• Task description
For the material that follows, list every line containing the word "Create".

-- START OF Supplied data --

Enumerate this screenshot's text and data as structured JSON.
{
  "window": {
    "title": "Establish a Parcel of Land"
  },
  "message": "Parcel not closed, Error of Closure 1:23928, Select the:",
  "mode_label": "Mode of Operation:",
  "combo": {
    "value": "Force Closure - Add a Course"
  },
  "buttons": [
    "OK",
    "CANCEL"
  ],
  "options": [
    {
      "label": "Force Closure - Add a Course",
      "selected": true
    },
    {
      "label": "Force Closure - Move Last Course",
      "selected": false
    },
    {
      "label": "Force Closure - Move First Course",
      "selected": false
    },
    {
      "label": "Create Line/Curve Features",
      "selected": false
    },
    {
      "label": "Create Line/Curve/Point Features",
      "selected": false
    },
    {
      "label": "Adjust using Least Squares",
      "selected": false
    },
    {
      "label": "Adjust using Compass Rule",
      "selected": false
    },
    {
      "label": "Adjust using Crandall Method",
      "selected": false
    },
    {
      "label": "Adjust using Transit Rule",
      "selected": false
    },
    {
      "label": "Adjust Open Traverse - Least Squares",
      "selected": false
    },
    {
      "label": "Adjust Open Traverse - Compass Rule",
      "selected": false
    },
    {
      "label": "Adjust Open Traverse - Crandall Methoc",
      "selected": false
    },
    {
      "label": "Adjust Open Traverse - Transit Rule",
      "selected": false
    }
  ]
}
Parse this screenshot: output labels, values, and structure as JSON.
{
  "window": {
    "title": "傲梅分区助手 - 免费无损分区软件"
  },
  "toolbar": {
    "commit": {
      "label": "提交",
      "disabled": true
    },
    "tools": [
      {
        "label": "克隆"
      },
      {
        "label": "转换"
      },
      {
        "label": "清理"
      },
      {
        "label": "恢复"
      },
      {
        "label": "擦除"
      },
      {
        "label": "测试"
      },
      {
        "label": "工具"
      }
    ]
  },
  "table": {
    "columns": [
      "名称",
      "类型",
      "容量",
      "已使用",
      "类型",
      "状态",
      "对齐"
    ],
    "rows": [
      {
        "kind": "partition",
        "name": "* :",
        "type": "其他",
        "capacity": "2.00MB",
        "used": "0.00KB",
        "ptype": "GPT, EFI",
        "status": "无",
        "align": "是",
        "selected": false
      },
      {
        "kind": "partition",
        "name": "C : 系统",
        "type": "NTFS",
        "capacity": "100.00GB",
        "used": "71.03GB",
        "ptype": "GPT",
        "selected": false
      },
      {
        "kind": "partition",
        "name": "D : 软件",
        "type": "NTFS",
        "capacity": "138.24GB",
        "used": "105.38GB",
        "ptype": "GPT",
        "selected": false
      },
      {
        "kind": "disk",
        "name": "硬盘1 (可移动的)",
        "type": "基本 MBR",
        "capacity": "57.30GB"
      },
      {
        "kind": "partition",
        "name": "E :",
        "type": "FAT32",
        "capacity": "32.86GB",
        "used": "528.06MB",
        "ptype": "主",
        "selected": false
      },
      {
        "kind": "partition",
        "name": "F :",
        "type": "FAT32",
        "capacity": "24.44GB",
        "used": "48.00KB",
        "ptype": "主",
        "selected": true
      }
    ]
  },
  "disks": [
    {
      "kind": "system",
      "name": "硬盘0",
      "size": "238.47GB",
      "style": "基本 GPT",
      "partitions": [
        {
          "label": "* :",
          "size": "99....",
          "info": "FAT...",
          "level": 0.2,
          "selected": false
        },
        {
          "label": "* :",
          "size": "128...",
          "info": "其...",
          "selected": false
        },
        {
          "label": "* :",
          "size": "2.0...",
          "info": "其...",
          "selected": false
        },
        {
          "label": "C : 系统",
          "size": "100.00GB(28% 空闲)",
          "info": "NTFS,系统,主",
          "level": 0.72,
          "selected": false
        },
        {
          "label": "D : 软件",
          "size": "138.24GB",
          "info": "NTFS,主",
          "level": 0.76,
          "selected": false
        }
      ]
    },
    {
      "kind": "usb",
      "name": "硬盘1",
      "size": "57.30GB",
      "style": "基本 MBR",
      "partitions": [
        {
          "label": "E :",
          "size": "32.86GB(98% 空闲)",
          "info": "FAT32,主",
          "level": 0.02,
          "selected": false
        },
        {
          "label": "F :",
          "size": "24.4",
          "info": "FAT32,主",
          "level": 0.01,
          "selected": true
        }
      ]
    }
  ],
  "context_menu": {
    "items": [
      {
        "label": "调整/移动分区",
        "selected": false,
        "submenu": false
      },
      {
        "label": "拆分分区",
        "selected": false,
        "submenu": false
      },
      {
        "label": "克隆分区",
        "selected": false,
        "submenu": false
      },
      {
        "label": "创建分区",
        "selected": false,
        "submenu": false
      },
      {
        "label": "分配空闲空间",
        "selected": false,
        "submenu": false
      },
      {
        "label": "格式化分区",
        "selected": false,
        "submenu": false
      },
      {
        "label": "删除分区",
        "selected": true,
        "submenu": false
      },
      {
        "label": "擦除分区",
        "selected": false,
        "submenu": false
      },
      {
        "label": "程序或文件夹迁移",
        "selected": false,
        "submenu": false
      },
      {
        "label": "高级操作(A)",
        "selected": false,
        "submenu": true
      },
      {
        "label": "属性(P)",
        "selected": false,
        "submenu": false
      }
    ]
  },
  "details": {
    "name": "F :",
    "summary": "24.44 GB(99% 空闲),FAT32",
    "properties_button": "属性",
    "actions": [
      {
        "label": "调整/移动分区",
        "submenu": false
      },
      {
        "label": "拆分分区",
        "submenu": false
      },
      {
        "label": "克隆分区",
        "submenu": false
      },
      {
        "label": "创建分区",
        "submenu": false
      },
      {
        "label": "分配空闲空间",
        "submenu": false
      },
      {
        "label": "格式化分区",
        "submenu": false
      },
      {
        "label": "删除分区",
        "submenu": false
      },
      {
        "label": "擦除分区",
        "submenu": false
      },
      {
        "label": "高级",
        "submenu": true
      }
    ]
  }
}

-- END OF Supplied data --

• Answer
      "label": "Create Line/Curve Features",
      "label": "Create Line/Curve/Point Features",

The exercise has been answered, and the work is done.